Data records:
==============================

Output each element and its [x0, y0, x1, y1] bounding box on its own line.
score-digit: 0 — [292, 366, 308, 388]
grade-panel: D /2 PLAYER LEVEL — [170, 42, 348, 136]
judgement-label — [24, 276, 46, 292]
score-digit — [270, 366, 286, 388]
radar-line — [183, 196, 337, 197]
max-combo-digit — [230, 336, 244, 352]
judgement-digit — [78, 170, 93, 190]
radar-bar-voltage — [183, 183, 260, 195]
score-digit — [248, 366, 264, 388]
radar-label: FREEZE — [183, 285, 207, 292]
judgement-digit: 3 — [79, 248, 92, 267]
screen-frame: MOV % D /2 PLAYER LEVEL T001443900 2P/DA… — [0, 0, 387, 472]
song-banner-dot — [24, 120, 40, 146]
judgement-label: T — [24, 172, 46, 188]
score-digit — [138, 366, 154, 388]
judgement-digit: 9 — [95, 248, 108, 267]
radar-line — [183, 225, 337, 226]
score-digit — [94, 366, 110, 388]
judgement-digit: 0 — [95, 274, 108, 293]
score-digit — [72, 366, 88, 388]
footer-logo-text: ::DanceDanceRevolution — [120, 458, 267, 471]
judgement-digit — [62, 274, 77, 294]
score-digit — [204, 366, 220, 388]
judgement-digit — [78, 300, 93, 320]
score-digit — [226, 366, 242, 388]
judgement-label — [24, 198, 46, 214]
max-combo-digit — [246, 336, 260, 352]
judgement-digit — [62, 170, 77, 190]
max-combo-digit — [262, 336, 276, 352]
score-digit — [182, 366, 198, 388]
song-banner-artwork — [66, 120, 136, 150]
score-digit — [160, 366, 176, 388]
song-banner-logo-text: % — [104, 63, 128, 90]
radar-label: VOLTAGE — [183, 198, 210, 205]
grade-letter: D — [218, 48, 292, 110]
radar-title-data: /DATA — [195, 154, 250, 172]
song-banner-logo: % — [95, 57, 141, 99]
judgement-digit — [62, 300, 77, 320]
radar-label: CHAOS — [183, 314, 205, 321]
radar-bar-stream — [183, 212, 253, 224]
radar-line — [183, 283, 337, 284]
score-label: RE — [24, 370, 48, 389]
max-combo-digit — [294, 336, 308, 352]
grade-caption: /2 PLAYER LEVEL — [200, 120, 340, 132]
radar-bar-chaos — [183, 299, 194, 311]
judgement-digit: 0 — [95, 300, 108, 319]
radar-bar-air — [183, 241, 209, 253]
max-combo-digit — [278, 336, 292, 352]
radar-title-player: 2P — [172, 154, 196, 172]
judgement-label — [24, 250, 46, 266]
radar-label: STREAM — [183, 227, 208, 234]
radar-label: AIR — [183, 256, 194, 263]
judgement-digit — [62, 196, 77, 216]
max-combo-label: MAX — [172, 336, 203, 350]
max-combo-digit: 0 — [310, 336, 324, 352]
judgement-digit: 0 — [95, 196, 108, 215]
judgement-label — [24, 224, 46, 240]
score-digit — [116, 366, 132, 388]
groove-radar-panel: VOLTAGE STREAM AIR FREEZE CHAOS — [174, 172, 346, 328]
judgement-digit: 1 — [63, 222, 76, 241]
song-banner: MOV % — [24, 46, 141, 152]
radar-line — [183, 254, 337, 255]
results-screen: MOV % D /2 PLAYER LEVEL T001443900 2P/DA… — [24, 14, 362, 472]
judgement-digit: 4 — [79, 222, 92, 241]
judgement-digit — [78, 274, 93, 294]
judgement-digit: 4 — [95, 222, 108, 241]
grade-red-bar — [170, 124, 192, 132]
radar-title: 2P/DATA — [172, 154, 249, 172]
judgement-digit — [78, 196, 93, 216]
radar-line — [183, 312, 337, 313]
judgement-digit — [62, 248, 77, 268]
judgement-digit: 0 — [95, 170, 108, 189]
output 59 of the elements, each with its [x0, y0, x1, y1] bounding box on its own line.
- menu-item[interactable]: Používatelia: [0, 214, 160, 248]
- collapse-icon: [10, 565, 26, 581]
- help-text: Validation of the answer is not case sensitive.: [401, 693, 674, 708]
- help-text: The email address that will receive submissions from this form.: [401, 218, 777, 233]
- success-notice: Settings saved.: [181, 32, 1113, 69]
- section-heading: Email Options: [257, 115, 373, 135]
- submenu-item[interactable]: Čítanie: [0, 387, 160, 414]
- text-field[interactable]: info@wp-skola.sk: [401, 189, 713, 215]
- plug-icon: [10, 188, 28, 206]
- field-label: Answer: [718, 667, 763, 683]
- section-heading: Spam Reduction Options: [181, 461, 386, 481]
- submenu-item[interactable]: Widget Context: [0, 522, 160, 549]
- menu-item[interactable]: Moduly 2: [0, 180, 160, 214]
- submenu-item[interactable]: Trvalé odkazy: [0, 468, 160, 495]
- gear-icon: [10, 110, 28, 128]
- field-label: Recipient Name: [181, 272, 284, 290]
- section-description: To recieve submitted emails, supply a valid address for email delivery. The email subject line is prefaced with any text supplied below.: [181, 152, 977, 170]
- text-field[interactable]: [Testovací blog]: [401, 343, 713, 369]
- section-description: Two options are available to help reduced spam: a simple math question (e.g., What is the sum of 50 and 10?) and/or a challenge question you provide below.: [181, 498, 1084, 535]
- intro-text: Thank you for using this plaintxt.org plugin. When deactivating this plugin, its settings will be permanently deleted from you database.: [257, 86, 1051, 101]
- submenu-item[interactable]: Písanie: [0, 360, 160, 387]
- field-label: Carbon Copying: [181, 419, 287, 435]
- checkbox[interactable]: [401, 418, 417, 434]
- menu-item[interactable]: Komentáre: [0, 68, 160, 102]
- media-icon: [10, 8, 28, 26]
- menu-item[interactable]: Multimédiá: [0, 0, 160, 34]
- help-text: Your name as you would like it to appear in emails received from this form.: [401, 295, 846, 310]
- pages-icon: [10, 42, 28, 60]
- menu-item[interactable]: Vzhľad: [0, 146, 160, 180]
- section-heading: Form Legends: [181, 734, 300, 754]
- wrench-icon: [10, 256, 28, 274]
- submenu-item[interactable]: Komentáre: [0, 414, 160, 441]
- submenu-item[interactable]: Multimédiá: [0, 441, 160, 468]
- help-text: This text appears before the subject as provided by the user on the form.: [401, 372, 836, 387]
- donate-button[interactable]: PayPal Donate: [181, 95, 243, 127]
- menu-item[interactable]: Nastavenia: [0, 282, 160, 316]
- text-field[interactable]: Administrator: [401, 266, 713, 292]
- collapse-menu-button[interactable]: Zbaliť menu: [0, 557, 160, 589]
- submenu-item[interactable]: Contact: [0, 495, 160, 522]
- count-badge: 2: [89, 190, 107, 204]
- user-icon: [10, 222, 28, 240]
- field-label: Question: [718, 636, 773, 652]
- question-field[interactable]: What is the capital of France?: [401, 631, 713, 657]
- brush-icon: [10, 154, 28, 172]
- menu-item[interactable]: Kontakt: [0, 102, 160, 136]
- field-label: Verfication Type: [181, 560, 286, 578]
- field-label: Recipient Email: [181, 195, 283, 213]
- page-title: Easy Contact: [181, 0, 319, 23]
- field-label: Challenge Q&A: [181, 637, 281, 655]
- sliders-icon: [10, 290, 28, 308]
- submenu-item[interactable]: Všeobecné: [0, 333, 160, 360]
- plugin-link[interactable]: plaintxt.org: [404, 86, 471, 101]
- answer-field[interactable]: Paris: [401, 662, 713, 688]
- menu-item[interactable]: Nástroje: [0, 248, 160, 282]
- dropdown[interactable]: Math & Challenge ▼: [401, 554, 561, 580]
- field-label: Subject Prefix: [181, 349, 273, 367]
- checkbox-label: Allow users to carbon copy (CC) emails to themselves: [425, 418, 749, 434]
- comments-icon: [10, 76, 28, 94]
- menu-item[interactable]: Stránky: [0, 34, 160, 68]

==============================

**GIVEN EXERCISE**
Please return every line of the data above word for word, without changing anything.

**CORRECT ANSWER**
Output each element and its [x0, y0, x1, y1] bounding box on its own line.
score-digit: 0 — [292, 366, 308, 388]
grade-panel: D /2 PLAYER LEVEL — [170, 42, 348, 136]
judgement-label — [24, 276, 46, 292]
score-digit — [270, 366, 286, 388]
radar-line — [183, 196, 337, 197]
max-combo-digit — [230, 336, 244, 352]
judgement-digit — [78, 170, 93, 190]
radar-bar-voltage — [183, 183, 260, 195]
score-digit — [248, 366, 264, 388]
radar-label: FREEZE — [183, 285, 207, 292]
judgement-digit: 3 — [79, 248, 92, 267]
screen-frame: MOV % D /2 PLAYER LEVEL T001443900 2P/DA… — [0, 0, 387, 472]
song-banner-dot — [24, 120, 40, 146]
judgement-label: T — [24, 172, 46, 188]
score-digit — [138, 366, 154, 388]
judgement-digit: 9 — [95, 248, 108, 267]
radar-line — [183, 225, 337, 226]
score-digit — [94, 366, 110, 388]
judgement-digit: 0 — [95, 274, 108, 293]
score-digit — [72, 366, 88, 388]
footer-logo-text: ::DanceDanceRevolution — [120, 458, 267, 471]
judgement-digit — [62, 274, 77, 294]
score-digit — [204, 366, 220, 388]
judgement-digit — [78, 300, 93, 320]
score-digit — [226, 366, 242, 388]
judgement-label — [24, 198, 46, 214]
max-combo-digit — [246, 336, 260, 352]
judgement-digit — [62, 170, 77, 190]
max-combo-digit — [262, 336, 276, 352]
score-digit — [182, 366, 198, 388]
song-banner-artwork — [66, 120, 136, 150]
score-digit — [160, 366, 176, 388]
song-banner-logo-text: % — [104, 63, 128, 90]
radar-label: VOLTAGE — [183, 198, 210, 205]
grade-letter: D — [218, 48, 292, 110]
radar-title-data: /DATA — [195, 154, 250, 172]
song-banner-logo: % — [95, 57, 141, 99]
judgement-digit — [62, 300, 77, 320]
radar-label: CHAOS — [183, 314, 205, 321]
radar-bar-stream — [183, 212, 253, 224]
radar-line — [183, 283, 337, 284]
score-label: RE — [24, 370, 48, 389]
max-combo-digit — [294, 336, 308, 352]
grade-caption: /2 PLAYER LEVEL — [200, 120, 340, 132]
radar-bar-chaos — [183, 299, 194, 311]
judgement-digit: 0 — [95, 300, 108, 319]
radar-bar-air — [183, 241, 209, 253]
max-combo-digit — [278, 336, 292, 352]
radar-title-player: 2P — [172, 154, 196, 172]
judgement-label — [24, 250, 46, 266]
radar-label: STREAM — [183, 227, 208, 234]
radar-label: AIR — [183, 256, 194, 263]
judgement-digit — [62, 196, 77, 216]
max-combo-label: MAX — [172, 336, 203, 350]
max-combo-digit: 0 — [310, 336, 324, 352]
judgement-digit: 0 — [95, 196, 108, 215]
judgement-label — [24, 224, 46, 240]
score-digit — [116, 366, 132, 388]
groove-radar-panel: VOLTAGE STREAM AIR FREEZE CHAOS — [174, 172, 346, 328]
judgement-digit: 1 — [63, 222, 76, 241]
song-banner: MOV % — [24, 46, 141, 152]
radar-line — [183, 254, 337, 255]
results-screen: MOV % D /2 PLAYER LEVEL T001443900 2P/DA… — [24, 14, 362, 472]
judgement-digit: 4 — [79, 222, 92, 241]
judgement-digit — [78, 274, 93, 294]
judgement-digit: 4 — [95, 222, 108, 241]
grade-red-bar — [170, 124, 192, 132]
radar-title: 2P/DATA — [172, 154, 249, 172]
judgement-digit — [78, 196, 93, 216]
radar-line — [183, 312, 337, 313]
judgement-digit — [62, 248, 77, 268]
judgement-digit: 0 — [95, 170, 108, 189]
output 59 of the elements, each with its [x0, y0, x1, y1] bounding box on its own line.
- menu-item[interactable]: Používatelia: [0, 214, 160, 248]
- collapse-icon: [10, 565, 26, 581]
- help-text: Validation of the answer is not case sensitive.: [401, 693, 674, 708]
- help-text: The email address that will receive submissions from this form.: [401, 218, 777, 233]
- success-notice: Settings saved.: [181, 32, 1113, 69]
- section-heading: Email Options: [257, 115, 373, 135]
- submenu-item[interactable]: Čítanie: [0, 387, 160, 414]
- text-field[interactable]: info@wp-skola.sk: [401, 189, 713, 215]
- plug-icon: [10, 188, 28, 206]
- field-label: Answer: [718, 667, 763, 683]
- section-heading: Spam Reduction Options: [181, 461, 386, 481]
- submenu-item[interactable]: Widget Context: [0, 522, 160, 549]
- menu-item[interactable]: Moduly 2: [0, 180, 160, 214]
- submenu-item[interactable]: Trvalé odkazy: [0, 468, 160, 495]
- gear-icon: [10, 110, 28, 128]
- field-label: Recipient Name: [181, 272, 284, 290]
- section-description: To recieve submitted emails, supply a valid address for email delivery. The email subject line is prefaced with any text supplied below.: [181, 152, 977, 170]
- text-field[interactable]: [Testovací blog]: [401, 343, 713, 369]
- section-description: Two options are available to help reduced spam: a simple math question (e.g., What is the sum of 50 and 10?) and/or a challenge question you provide below.: [181, 498, 1084, 535]
- intro-text: Thank you for using this plaintxt.org plugin. When deactivating this plugin, its settings will be permanently deleted from you database.: [257, 86, 1051, 101]
- submenu-item[interactable]: Písanie: [0, 360, 160, 387]
- field-label: Carbon Copying: [181, 419, 287, 435]
- checkbox[interactable]: [401, 418, 417, 434]
- menu-item[interactable]: Komentáre: [0, 68, 160, 102]
- media-icon: [10, 8, 28, 26]
- menu-item[interactable]: Multimédiá: [0, 0, 160, 34]
- help-text: Your name as you would like it to appear in emails received from this form.: [401, 295, 846, 310]
- pages-icon: [10, 42, 28, 60]
- menu-item[interactable]: Vzhľad: [0, 146, 160, 180]
- section-heading: Form Legends: [181, 734, 300, 754]
- wrench-icon: [10, 256, 28, 274]
- submenu-item[interactable]: Komentáre: [0, 414, 160, 441]
- submenu-item[interactable]: Multimédiá: [0, 441, 160, 468]
- help-text: This text appears before the subject as provided by the user on the form.: [401, 372, 836, 387]
- donate-button[interactable]: PayPal Donate: [181, 95, 243, 127]
- menu-item[interactable]: Nastavenia: [0, 282, 160, 316]
- text-field[interactable]: Administrator: [401, 266, 713, 292]
- collapse-menu-button[interactable]: Zbaliť menu: [0, 557, 160, 589]
- submenu-item[interactable]: Contact: [0, 495, 160, 522]
- count-badge: 2: [89, 190, 107, 204]
- user-icon: [10, 222, 28, 240]
- field-label: Question: [718, 636, 773, 652]
- question-field[interactable]: What is the capital of France?: [401, 631, 713, 657]
- brush-icon: [10, 154, 28, 172]
- menu-item[interactable]: Kontakt: [0, 102, 160, 136]
- field-label: Verfication Type: [181, 560, 286, 578]
- field-label: Recipient Email: [181, 195, 283, 213]
- page-title: Easy Contact: [181, 0, 319, 23]
- field-label: Challenge Q&A: [181, 637, 281, 655]
- sliders-icon: [10, 290, 28, 308]
- submenu-item[interactable]: Všeobecné: [0, 333, 160, 360]
- plugin-link[interactable]: plaintxt.org: [404, 86, 471, 101]
- answer-field[interactable]: Paris: [401, 662, 713, 688]
- menu-item[interactable]: Nástroje: [0, 248, 160, 282]
- dropdown[interactable]: Math & Challenge ▼: [401, 554, 561, 580]
- field-label: Subject Prefix: [181, 349, 273, 367]
- checkbox-label: Allow users to carbon copy (CC) emails to themselves: [425, 418, 749, 434]
- comments-icon: [10, 76, 28, 94]
- menu-item[interactable]: Stránky: [0, 34, 160, 68]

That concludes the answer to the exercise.